** Begin Input data **
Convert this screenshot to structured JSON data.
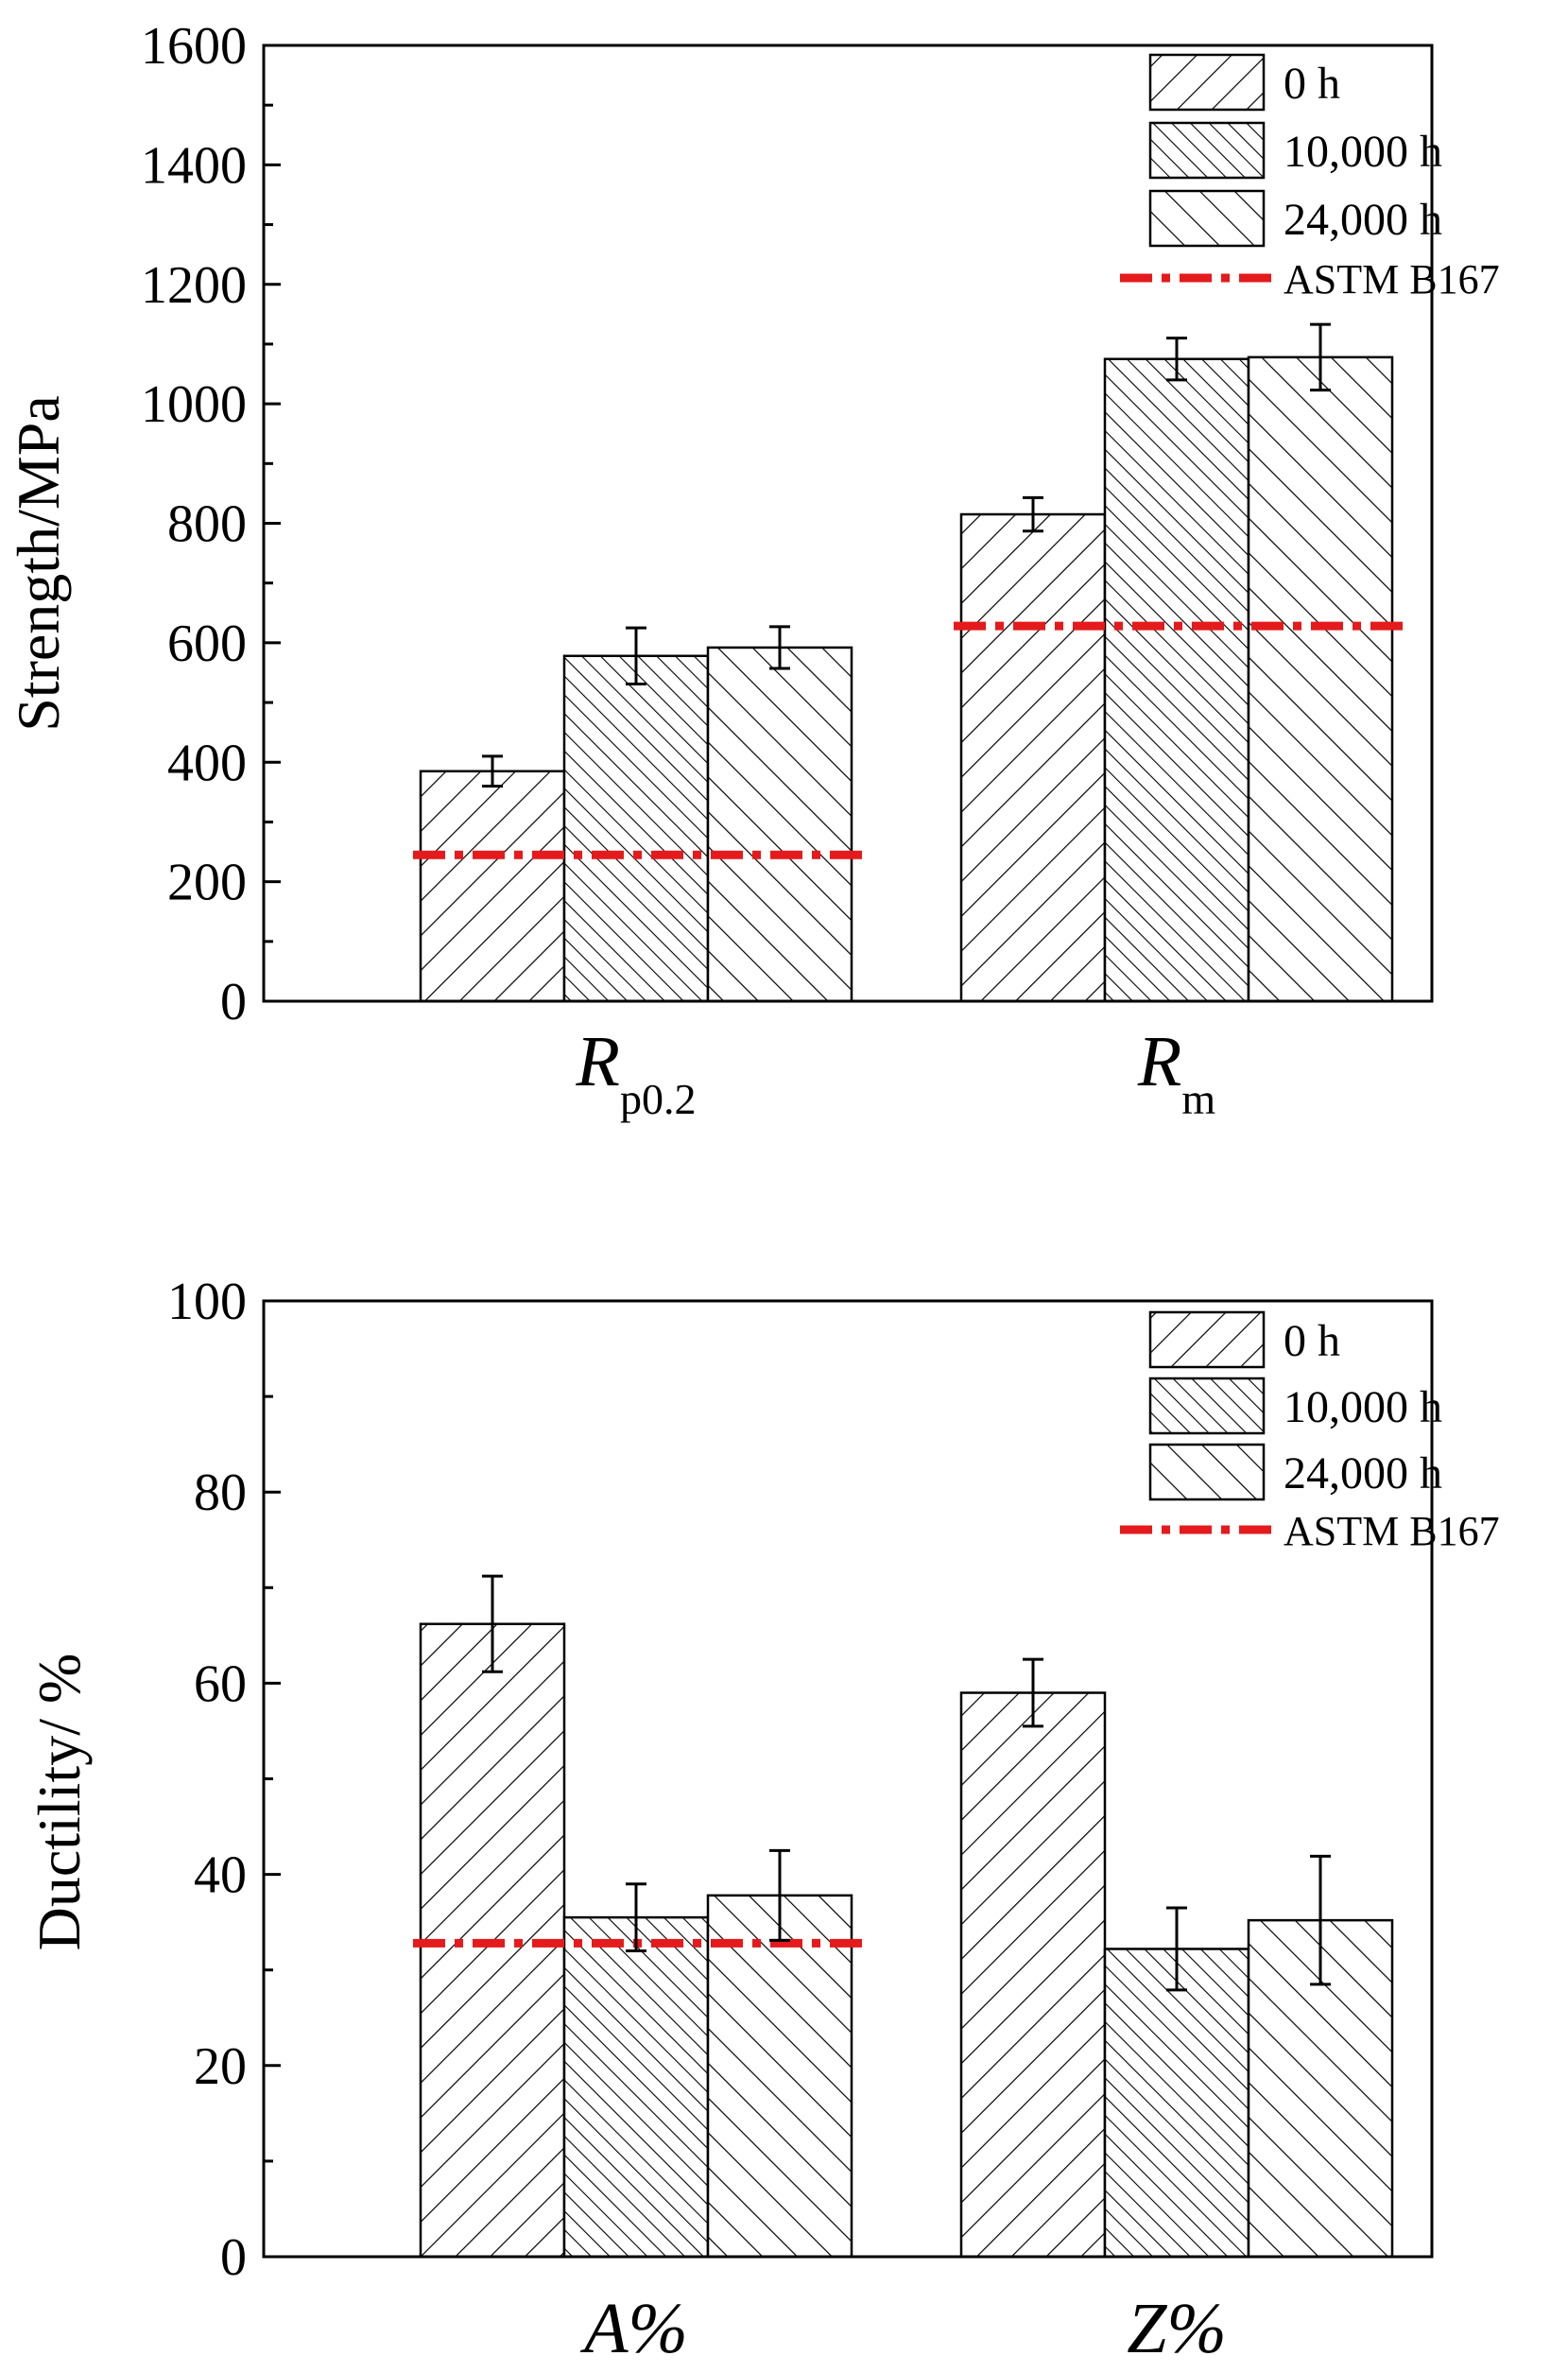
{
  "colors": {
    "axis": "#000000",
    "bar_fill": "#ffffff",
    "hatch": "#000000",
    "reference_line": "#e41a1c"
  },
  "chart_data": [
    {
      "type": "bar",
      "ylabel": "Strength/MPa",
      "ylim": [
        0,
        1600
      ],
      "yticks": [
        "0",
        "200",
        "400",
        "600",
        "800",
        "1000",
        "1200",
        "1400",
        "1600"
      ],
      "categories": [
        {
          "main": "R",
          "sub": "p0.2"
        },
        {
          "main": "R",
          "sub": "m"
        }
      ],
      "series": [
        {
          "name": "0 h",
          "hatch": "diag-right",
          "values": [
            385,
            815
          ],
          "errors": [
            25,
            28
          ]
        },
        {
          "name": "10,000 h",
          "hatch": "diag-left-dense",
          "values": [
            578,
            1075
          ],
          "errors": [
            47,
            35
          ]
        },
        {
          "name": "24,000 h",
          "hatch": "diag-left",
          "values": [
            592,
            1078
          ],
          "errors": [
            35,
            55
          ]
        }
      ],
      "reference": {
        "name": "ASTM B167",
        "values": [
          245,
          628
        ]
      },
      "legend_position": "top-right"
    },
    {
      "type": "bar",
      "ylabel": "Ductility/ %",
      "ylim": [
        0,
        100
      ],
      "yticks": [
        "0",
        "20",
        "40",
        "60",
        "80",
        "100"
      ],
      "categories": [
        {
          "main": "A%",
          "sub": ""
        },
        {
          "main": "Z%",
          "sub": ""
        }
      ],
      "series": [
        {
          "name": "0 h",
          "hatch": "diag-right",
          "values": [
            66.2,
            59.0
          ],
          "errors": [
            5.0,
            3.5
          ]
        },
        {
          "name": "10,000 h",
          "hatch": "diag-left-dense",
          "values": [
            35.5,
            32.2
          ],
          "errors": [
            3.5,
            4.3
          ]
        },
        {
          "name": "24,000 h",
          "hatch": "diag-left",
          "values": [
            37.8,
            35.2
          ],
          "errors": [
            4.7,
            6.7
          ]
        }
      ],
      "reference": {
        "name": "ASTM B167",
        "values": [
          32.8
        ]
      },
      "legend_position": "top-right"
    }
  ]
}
** End Input data **
• Challenge:
The material above must be printed exactly, with its pictures left out.

• Solution to the problem:
Convert this screenshot to structured JSON data.
{
  "colors": {
    "axis": "#000000",
    "bar_fill": "#ffffff",
    "hatch": "#000000",
    "reference_line": "#e41a1c"
  },
  "chart_data": [
    {
      "type": "bar",
      "ylabel": "Strength/MPa",
      "ylim": [
        0,
        1600
      ],
      "yticks": [
        "0",
        "200",
        "400",
        "600",
        "800",
        "1000",
        "1200",
        "1400",
        "1600"
      ],
      "categories": [
        {
          "main": "R",
          "sub": "p0.2"
        },
        {
          "main": "R",
          "sub": "m"
        }
      ],
      "series": [
        {
          "name": "0 h",
          "hatch": "diag-right",
          "values": [
            385,
            815
          ],
          "errors": [
            25,
            28
          ]
        },
        {
          "name": "10,000 h",
          "hatch": "diag-left-dense",
          "values": [
            578,
            1075
          ],
          "errors": [
            47,
            35
          ]
        },
        {
          "name": "24,000 h",
          "hatch": "diag-left",
          "values": [
            592,
            1078
          ],
          "errors": [
            35,
            55
          ]
        }
      ],
      "reference": {
        "name": "ASTM B167",
        "values": [
          245,
          628
        ]
      },
      "legend_position": "top-right"
    },
    {
      "type": "bar",
      "ylabel": "Ductility/ %",
      "ylim": [
        0,
        100
      ],
      "yticks": [
        "0",
        "20",
        "40",
        "60",
        "80",
        "100"
      ],
      "categories": [
        {
          "main": "A%",
          "sub": ""
        },
        {
          "main": "Z%",
          "sub": ""
        }
      ],
      "series": [
        {
          "name": "0 h",
          "hatch": "diag-right",
          "values": [
            66.2,
            59.0
          ],
          "errors": [
            5.0,
            3.5
          ]
        },
        {
          "name": "10,000 h",
          "hatch": "diag-left-dense",
          "values": [
            35.5,
            32.2
          ],
          "errors": [
            3.5,
            4.3
          ]
        },
        {
          "name": "24,000 h",
          "hatch": "diag-left",
          "values": [
            37.8,
            35.2
          ],
          "errors": [
            4.7,
            6.7
          ]
        }
      ],
      "reference": {
        "name": "ASTM B167",
        "values": [
          32.8
        ]
      },
      "legend_position": "top-right"
    }
  ]
}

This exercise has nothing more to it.